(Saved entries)
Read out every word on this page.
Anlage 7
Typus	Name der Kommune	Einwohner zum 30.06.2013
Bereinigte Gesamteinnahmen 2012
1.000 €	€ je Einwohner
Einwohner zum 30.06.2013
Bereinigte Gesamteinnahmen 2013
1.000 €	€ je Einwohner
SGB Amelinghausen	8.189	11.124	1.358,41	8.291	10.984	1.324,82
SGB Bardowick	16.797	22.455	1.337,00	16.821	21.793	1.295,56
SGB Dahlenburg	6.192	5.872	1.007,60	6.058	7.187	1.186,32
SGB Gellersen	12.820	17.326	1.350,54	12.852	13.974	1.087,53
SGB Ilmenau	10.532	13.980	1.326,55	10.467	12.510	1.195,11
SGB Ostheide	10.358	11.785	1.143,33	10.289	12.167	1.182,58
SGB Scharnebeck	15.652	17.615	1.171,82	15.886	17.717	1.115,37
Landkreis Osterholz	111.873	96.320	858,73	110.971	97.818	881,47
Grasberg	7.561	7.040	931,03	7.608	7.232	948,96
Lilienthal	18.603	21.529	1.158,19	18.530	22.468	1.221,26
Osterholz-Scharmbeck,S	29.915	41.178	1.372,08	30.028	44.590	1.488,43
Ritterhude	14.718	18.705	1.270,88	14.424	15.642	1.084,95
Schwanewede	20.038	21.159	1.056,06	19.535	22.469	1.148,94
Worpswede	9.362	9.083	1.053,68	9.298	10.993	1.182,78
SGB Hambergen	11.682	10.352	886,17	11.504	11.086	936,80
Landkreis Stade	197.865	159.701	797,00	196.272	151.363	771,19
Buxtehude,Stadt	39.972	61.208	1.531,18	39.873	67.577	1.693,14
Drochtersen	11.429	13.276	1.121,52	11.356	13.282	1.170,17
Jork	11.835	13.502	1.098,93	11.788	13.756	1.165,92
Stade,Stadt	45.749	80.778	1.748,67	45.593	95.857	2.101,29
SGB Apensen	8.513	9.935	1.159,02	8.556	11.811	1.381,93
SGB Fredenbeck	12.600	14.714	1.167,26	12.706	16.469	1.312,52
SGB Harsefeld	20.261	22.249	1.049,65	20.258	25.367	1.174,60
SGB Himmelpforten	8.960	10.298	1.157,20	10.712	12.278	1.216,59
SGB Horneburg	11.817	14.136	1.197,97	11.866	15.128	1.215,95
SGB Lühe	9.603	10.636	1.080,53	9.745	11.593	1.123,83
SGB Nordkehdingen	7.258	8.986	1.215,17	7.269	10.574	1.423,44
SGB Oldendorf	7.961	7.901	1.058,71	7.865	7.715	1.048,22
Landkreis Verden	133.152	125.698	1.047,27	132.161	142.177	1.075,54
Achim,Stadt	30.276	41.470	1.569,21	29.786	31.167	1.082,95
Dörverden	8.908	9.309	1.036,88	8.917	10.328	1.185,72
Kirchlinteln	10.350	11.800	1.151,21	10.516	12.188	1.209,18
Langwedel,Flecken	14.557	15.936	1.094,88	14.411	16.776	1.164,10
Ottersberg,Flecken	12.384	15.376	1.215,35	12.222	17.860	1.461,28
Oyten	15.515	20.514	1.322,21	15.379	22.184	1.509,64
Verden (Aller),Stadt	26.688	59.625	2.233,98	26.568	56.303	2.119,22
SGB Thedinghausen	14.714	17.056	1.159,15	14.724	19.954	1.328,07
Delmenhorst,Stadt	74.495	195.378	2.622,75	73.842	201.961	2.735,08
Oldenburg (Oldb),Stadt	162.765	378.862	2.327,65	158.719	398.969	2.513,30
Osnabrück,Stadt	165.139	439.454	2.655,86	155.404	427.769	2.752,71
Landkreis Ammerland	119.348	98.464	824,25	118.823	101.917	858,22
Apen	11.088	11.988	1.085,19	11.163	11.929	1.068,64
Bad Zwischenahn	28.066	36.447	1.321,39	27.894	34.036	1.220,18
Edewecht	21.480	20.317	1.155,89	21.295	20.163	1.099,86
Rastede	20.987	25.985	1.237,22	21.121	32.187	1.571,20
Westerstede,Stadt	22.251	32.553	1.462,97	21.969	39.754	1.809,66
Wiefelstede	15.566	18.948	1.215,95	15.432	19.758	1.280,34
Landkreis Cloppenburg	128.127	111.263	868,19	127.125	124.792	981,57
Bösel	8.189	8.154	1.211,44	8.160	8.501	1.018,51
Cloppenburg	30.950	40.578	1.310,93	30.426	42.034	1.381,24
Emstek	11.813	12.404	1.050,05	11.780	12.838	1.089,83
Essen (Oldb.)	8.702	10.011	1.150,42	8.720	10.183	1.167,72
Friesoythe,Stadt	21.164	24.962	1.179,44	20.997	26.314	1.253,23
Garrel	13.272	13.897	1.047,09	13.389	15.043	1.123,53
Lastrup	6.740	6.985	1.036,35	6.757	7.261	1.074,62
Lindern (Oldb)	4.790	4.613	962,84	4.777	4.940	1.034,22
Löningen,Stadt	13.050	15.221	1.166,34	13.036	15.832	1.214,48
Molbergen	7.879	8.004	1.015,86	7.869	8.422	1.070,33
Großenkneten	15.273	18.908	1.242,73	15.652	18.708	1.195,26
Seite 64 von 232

_WORK TO BE COMPLETED_: Return each line of the records above exactly as it reads.

_SOLUTION TO THE EXERCISE_:
Read out every word on this page.
Anlage 7
Typus	Name der Kommune	Einwohner zum 30.06.2013
Bereinigte Gesamteinnahmen 2012
1.000 €	€ je Einwohner
Einwohner zum 30.06.2013
Bereinigte Gesamteinnahmen 2013
1.000 €	€ je Einwohner
SGB Amelinghausen	8.189	11.124	1.358,41	8.291	10.984	1.324,82
SGB Bardowick	16.797	22.455	1.337,00	16.821	21.793	1.295,56
SGB Dahlenburg	6.192	5.872	1.007,60	6.058	7.187	1.186,32
SGB Gellersen	12.820	17.326	1.350,54	12.852	13.974	1.087,53
SGB Ilmenau	10.532	13.980	1.326,55	10.467	12.510	1.195,11
SGB Ostheide	10.358	11.785	1.143,33	10.289	12.167	1.182,58
SGB Scharnebeck	15.652	17.615	1.171,82	15.886	17.717	1.115,37
Landkreis Osterholz	111.873	96.320	858,73	110.971	97.818	881,47
Grasberg	7.561	7.040	931,03	7.608	7.232	948,96
Lilienthal	18.603	21.529	1.158,19	18.530	22.468	1.221,26
Osterholz-Scharmbeck,S	29.915	41.178	1.372,08	30.028	44.590	1.488,43
Ritterhude	14.718	18.705	1.270,88	14.424	15.642	1.084,95
Schwanewede	20.038	21.159	1.056,06	19.535	22.469	1.148,94
Worpswede	9.362	9.083	1.053,68	9.298	10.993	1.182,78
SGB Hambergen	11.682	10.352	886,17	11.504	11.086	936,80
Landkreis Stade	197.865	159.701	797,00	196.272	151.363	771,19
Buxtehude,Stadt	39.972	61.208	1.531,18	39.873	67.577	1.693,14
Drochtersen	11.429	13.276	1.121,52	11.356	13.282	1.170,17
Jork	11.835	13.502	1.098,93	11.788	13.756	1.165,92
Stade,Stadt	45.749	80.778	1.748,67	45.593	95.857	2.101,29
SGB Apensen	8.513	9.935	1.159,02	8.556	11.811	1.381,93
SGB Fredenbeck	12.600	14.714	1.167,26	12.706	16.469	1.312,52
SGB Harsefeld	20.261	22.249	1.049,65	20.258	25.367	1.174,60
SGB Himmelpforten	8.960	10.298	1.157,20	10.712	12.278	1.216,59
SGB Horneburg	11.817	14.136	1.197,97	11.866	15.128	1.215,95
SGB Lühe	9.603	10.636	1.080,53	9.745	11.593	1.123,83
SGB Nordkehdingen	7.258	8.986	1.215,17	7.269	10.574	1.423,44
SGB Oldendorf	7.961	7.901	1.058,71	7.865	7.715	1.048,22
Landkreis Verden	133.152	125.698	1.047,27	132.161	142.177	1.075,54
Achim,Stadt	30.276	41.470	1.569,21	29.786	31.167	1.082,95
Dörverden	8.908	9.309	1.036,88	8.917	10.328	1.185,72
Kirchlinteln	10.350	11.800	1.151,21	10.516	12.188	1.209,18
Langwedel,Flecken	14.557	15.936	1.094,88	14.411	16.776	1.164,10
Ottersberg,Flecken	12.384	15.376	1.215,35	12.222	17.860	1.461,28
Oyten	15.515	20.514	1.322,21	15.379	22.184	1.509,64
Verden (Aller),Stadt	26.688	59.625	2.233,98	26.568	56.303	2.119,22
SGB Thedinghausen	14.714	17.056	1.159,15	14.724	19.954	1.328,07
Delmenhorst,Stadt	74.495	195.378	2.622,75	73.842	201.961	2.735,08
Oldenburg (Oldb),Stadt	162.765	378.862	2.327,65	158.719	398.969	2.513,30
Osnabrück,Stadt	165.139	439.454	2.655,86	155.404	427.769	2.752,71
Landkreis Ammerland	119.348	98.464	824,25	118.823	101.917	858,22
Apen	11.088	11.988	1.085,19	11.163	11.929	1.068,64
Bad Zwischenahn	28.066	36.447	1.321,39	27.894	34.036	1.220,18
Edewecht	21.480	20.317	1.155,89	21.295	20.163	1.099,86
Rastede	20.987	25.985	1.237,22	21.121	32.187	1.571,20
Westerstede,Stadt	22.251	32.553	1.462,97	21.969	39.754	1.809,66
Wiefelstede	15.566	18.948	1.215,95	15.432	19.758	1.280,34
Landkreis Cloppenburg	128.127	111.263	868,19	127.125	124.792	981,57
Bösel	8.189	8.154	1.211,44	8.160	8.501	1.018,51
Cloppenburg	30.950	40.578	1.310,93	30.426	42.034	1.381,24
Emstek	11.813	12.404	1.050,05	11.780	12.838	1.089,83
Essen (Oldb.)	8.702	10.011	1.150,42	8.720	10.183	1.167,72
Friesoythe,Stadt	21.164	24.962	1.179,44	20.997	26.314	1.253,23
Garrel	13.272	13.897	1.047,09	13.389	15.043	1.123,53
Lastrup	6.740	6.985	1.036,35	6.757	7.261	1.074,62
Lindern (Oldb)	4.790	4.613	962,84	4.777	4.940	1.034,22
Löningen,Stadt	13.050	15.221	1.166,34	13.036	15.832	1.214,48
Molbergen	7.879	8.004	1.015,86	7.869	8.422	1.070,33
Großenkneten	15.273	18.908	1.242,73	15.652	18.708	1.195,26
Seite 64 von 232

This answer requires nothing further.